Are you visiting the Houses of Parliament? There's a fantastic new work of art for you to see! Come in at the main visitor entrance, Cromwell Green; walk through Westminster Hall, admiring the amazing medieval hammerbeam roof; and as you turn left at the top of the steps at the end to enter St Stephen's Hall, look up and you'll see 'New Dawn'.
'New Dawn' is a major new permanent contemporary artwork by artist Mary Branson, celebrating the 'Votes for Women' movement in Parliament. It consists of 168 individually hand-blown glass 'scrolls', in the colours of the various women's suffrage organisations, individually backlit to ebb and flow with the tidal Thames. And they were inspired by the Original Acts in the Victoria Tower.
Mary visited the Parliamentary Archives early on in her six-month residency as Artist-in-Residence to Women's Suffrage in 2014. She was immediately inspired by the 60,000 parchment rolls, writing in her residency diary:
What an amazing place! Thousands upon thousands of documents on vellum scrolls, piled high in this tightly controlled atmosphere. Each roll has a small colour-coded paper tag attached, marked with a code for the Monarch and the year of their reign. The circular scrolls, the tower and its spiral staircase all share a nice resonance. I wonder what other treasures this building has in store?
On her next visit, she began researching proper, working her way through a set of police reports to the Serjeant-at-Arms in the House of Commons on suffragette activity:
Four boxes are waiting for me. I take a deep breath, sit down and open it up carefully. As I start reading through the hand written and typed letters, I’m immediately drawn back in time - the feeling that I’m seeing the actual reports in the place where the events happened is pretty powerful.
The reports helped her reach another conclusion that informed 'New Dawn'; that the artwork had to be inclusive, and not just depict suffragette leaders or specific individuals.
I come across a particular report of the arrest of several women. What strikes me is their varied ages and how many different parts of the country they have travelled from. Once again I made a mental note that I must find a way to represent all women.
Mary became a regular visitor to the Archives. She did a lot of research counting all the women's suffrage petitions laid before Parliament between 1866 and 1918, and the numbers of signatures. At first she thought she could record more details about them, but found there were too many.
I’m in the archives, in the midst of the late 1880s and the numbers of petitions are snowballing. My original way of documenting the petitions is unravelling. Damn!
She had no previous experience with archives or archival research, and found it fascinating to work in the Parliamentary Archives search room:
This morning I work in the archives – it’s full today and we all sit silently side by side working away at our own projects. I seem to have the biggest trolley of books to go through, it means nothing, but it makes me feel valid being here… I’m curious to know my fellow researchers’ projects; are they political, academic, or studying old property boundaries? I will never know….

···

THE PROBLEM | Transcribe the passage about 'New Dawn' starting at the words "On her next" and stopping after the words "or specific individuals.". The material that comes next has no connection to the passage about 'New Dawn'.

DATA BLOCK |
···

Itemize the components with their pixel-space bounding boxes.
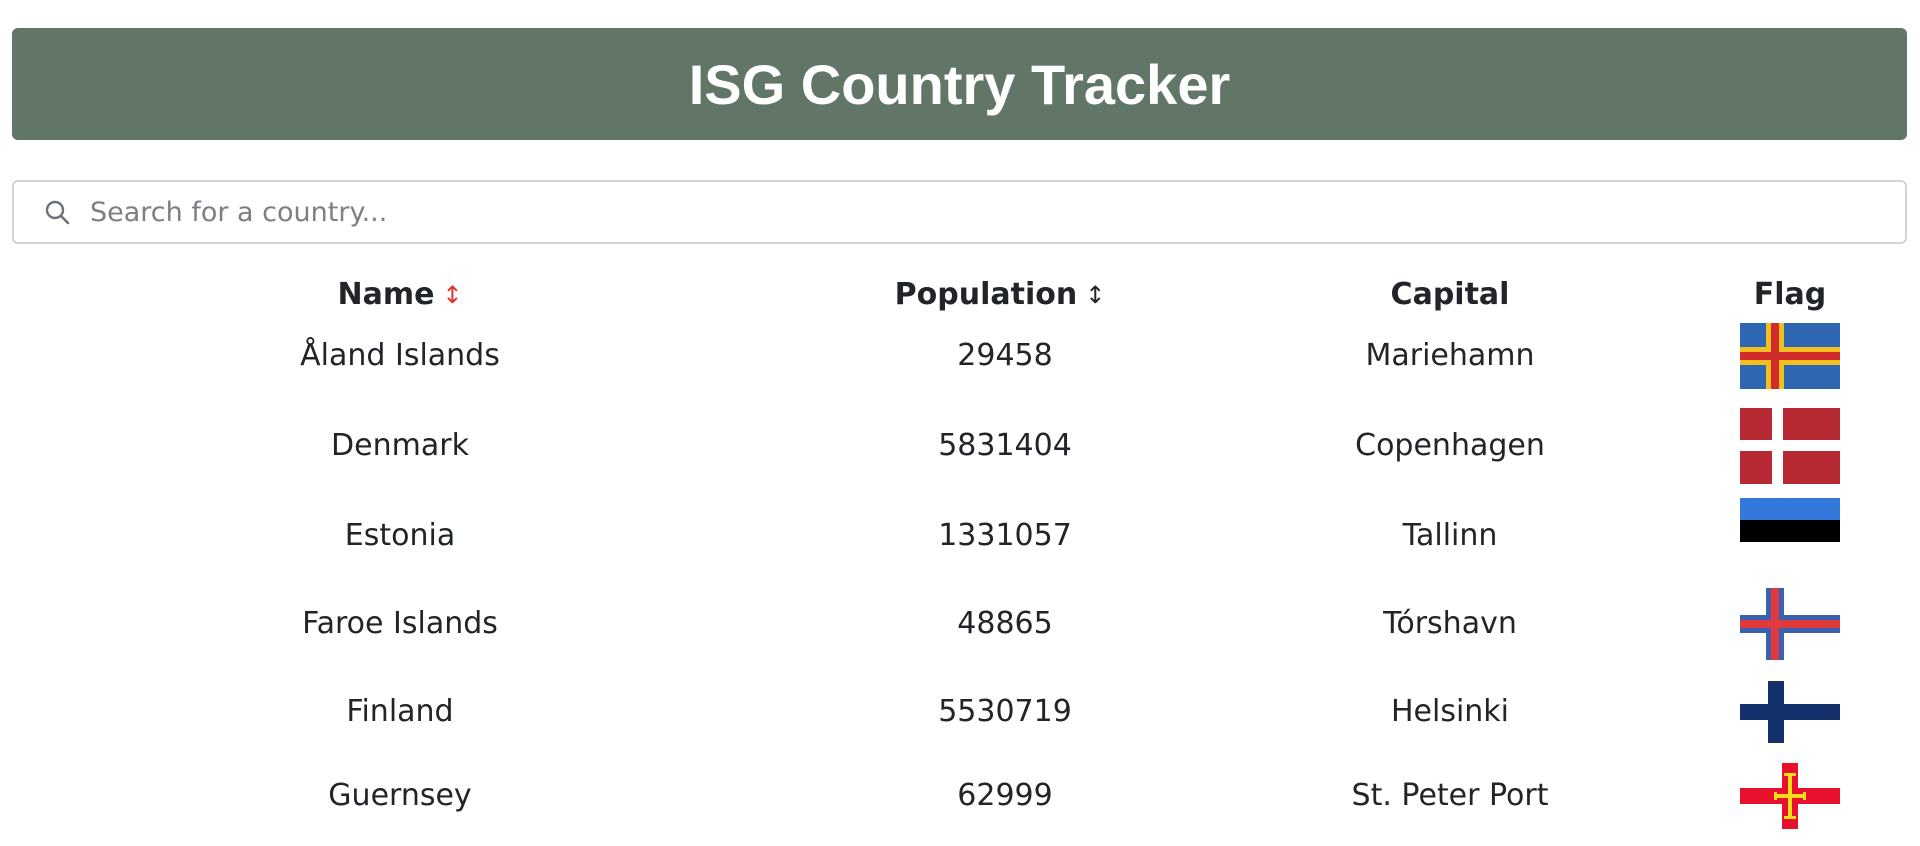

···

IN RESPONSE |
On her next visit, she began researching proper, working her way through a set of police reports to the Serjeant-at-Arms in the House of Commons on suffragette activity:
Four boxes are waiting for me. I take a deep breath, sit down and open it up carefully. As I start reading through the hand written and typed letters, I’m immediately drawn back in time - the feeling that I’m seeing the actual reports in the place where the events happened is pretty powerful.
The reports helped her reach another conclusion that informed 'New Dawn'; that the artwork had to be inclusive, and not just depict suffragette leaders or specific individuals.